If you were Ma, would you have told Jack the truth about Outside from the start? 

Being Outside was a massive shock for Jack. What struck you as the toughest challenge he had to face, and why?

How did the story being narrated by Jack help the author deal with difficult situations? How did this type of narration make it more difficult for the author?

----------


## Suzi

I just want to say that I think Ma was incredible. She managed to raise Jack so brilliantly and teach him so much against all odds. She really is amazing. 

Although he struggles with social stuff, Ma pushed him academically with him being able to read and write. She did the very best she could throughout. 
I don't think she would have coped without him. I think it would have been a recurring cycle of abuse, pregnancy, abuse etc... 
His toughest challenge? People. 
I think had it been narrated by Ma then more would have had to be said about the actual abuse. With Jack's narration it means it's all implied, which makes it worse in so many ways itms?

----------


## magie06

I think Ma was really doing her best. She was so young when taken, that I think she still has a lot of growing up and learning to do. But she really did her best in a chronic situation.

**What to do**
1: Quote the stretch of the reading-group thread from "His toughest challenge?" through "many ways itms?".
2: Render this sentence from the reading-group thread in French: "She did the very best she could throughout."
3: In the reading-group thread, what does Suzi name as Jack's toughest challenge?
The listing that follows has no connection to the reading-group thread.

**Available data**
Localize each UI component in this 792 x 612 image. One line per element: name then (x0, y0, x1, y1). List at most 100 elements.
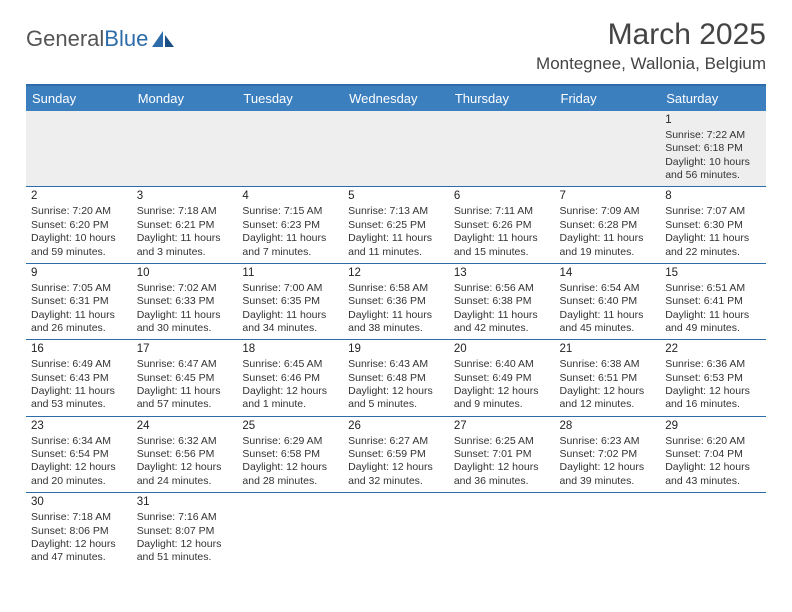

**Answers to the tasks**
1:
His toughest challenge? People. 
I think had it been narrated by Ma then more would have had to be said about the actual abuse. With Jack's narration it means it's all implied, which makes it worse in so many ways itms?

2: Elle a fait de son mieux du début à la fin.

3: People.